(Records provided)
# # #

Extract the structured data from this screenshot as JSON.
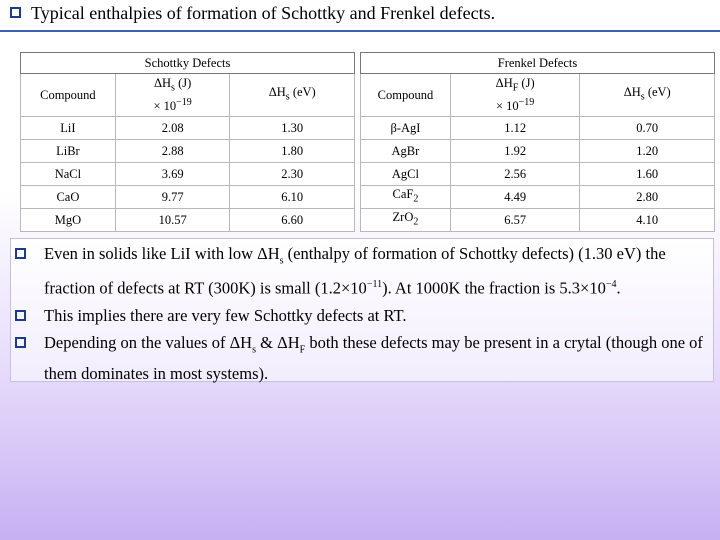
{
  "title": "Typical enthalpies of formation of Schottky and Frenkel defects.",
  "tables": [
    {
      "caption": "Schottky Defects",
      "header": [
        "Compound",
        [
          [
            "ΔH",
            {
              "sub": "s"
            },
            " (J)"
          ],
          [
            "× 10",
            {
              "sup": "−19"
            }
          ]
        ],
        [
          [
            "ΔH",
            {
              "sub": "s"
            },
            " (eV)"
          ]
        ]
      ],
      "rows": [
        [
          "LiI",
          "2.08",
          "1.30"
        ],
        [
          "LiBr",
          "2.88",
          "1.80"
        ],
        [
          "NaCl",
          "3.69",
          "2.30"
        ],
        [
          "CaO",
          "9.77",
          "6.10"
        ],
        [
          "MgO",
          "10.57",
          "6.60"
        ]
      ]
    },
    {
      "caption": "Frenkel Defects",
      "header": [
        "Compound",
        [
          [
            "ΔH",
            {
              "sub": "F"
            },
            " (J)"
          ],
          [
            "× 10",
            {
              "sup": "−19"
            }
          ]
        ],
        [
          [
            "ΔH",
            {
              "sub": "s"
            },
            " (eV)"
          ]
        ]
      ],
      "rows": [
        [
          "β-AgI",
          "1.12",
          "0.70"
        ],
        [
          "AgBr",
          "1.92",
          "1.20"
        ],
        [
          "AgCl",
          "2.56",
          "1.60"
        ],
        [
          [
            [
              "CaF",
              {
                "sub": "2"
              }
            ]
          ],
          "4.49",
          "2.80"
        ],
        [
          [
            [
              "ZrO",
              {
                "sub": "2"
              }
            ]
          ],
          "6.57",
          "4.10"
        ]
      ]
    }
  ],
  "bullets": [
    [
      "Even in solids like LiI with low ΔH",
      {
        "sub": "s"
      },
      " (enthalpy of formation of Schottky defects) (1.30 eV) the fraction of defects at RT (300K) is small (1.2×10",
      {
        "sup": "−11"
      },
      "). At 1000K the fraction is 5.3×10",
      {
        "sup": "−4"
      },
      "."
    ],
    "This implies there are very few Schottky defects at RT.",
    [
      "Depending on the values of ΔH",
      {
        "sub": "s"
      },
      " & ΔH",
      {
        "sub": "F"
      },
      " both these defects may be present in a crytal (though one of them dominates in most systems)."
    ]
  ]
}
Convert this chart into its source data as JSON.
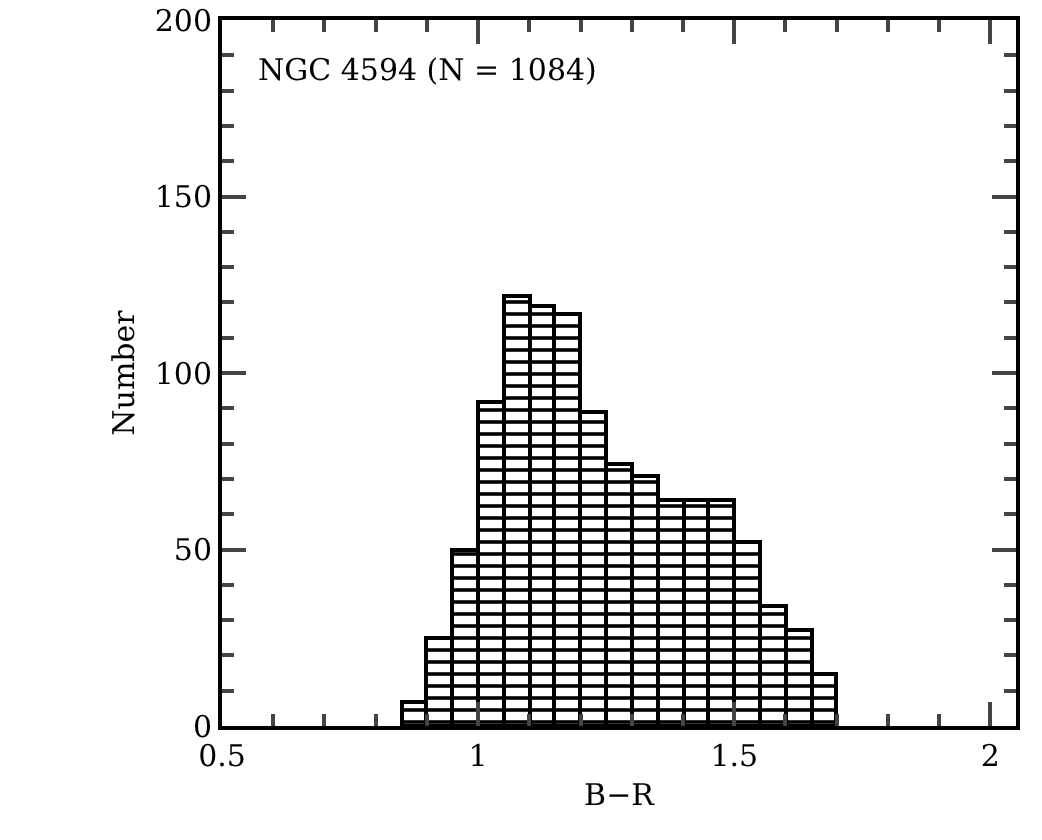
{
  "chart_data": {
    "type": "histogram",
    "xlabel": "B−R",
    "ylabel": "Number",
    "annotations": [
      "NGC 4594 (N = 1084)"
    ],
    "bins": [
      0.85,
      0.9,
      0.95,
      1.0,
      1.05,
      1.1,
      1.15,
      1.2,
      1.25,
      1.3,
      1.35,
      1.4,
      1.45,
      1.5,
      1.55,
      1.6,
      1.65,
      1.7
    ],
    "values": [
      7,
      25,
      50,
      92,
      122,
      119,
      117,
      89,
      74,
      71,
      64,
      64,
      64,
      52,
      34,
      27,
      15
    ],
    "color": "#000000",
    "xlim": [
      0.5,
      2.05
    ],
    "xticks": [
      0.5,
      1,
      1.5,
      2
    ],
    "ylim": [
      0,
      200
    ],
    "yticks": [
      0,
      50,
      100,
      150,
      200
    ],
    "grid": false,
    "legend": false
  }
}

# # #

(Your task)
Your task is to output exactly the lines from the line containing "Convert this chart" through the last line, inclusive, leaving every picture out.

(Written answer)
Convert this chart into its source data as JSON.
{
  "chart_data": {
    "type": "histogram",
    "xlabel": "B−R",
    "ylabel": "Number",
    "annotations": [
      "NGC 4594 (N = 1084)"
    ],
    "bins": [
      0.85,
      0.9,
      0.95,
      1.0,
      1.05,
      1.1,
      1.15,
      1.2,
      1.25,
      1.3,
      1.35,
      1.4,
      1.45,
      1.5,
      1.55,
      1.6,
      1.65,
      1.7
    ],
    "values": [
      7,
      25,
      50,
      92,
      122,
      119,
      117,
      89,
      74,
      71,
      64,
      64,
      64,
      52,
      34,
      27,
      15
    ],
    "color": "#000000",
    "xlim": [
      0.5,
      2.05
    ],
    "xticks": [
      0.5,
      1,
      1.5,
      2
    ],
    "ylim": [
      0,
      200
    ],
    "yticks": [
      0,
      50,
      100,
      150,
      200
    ],
    "grid": false,
    "legend": false
  }
}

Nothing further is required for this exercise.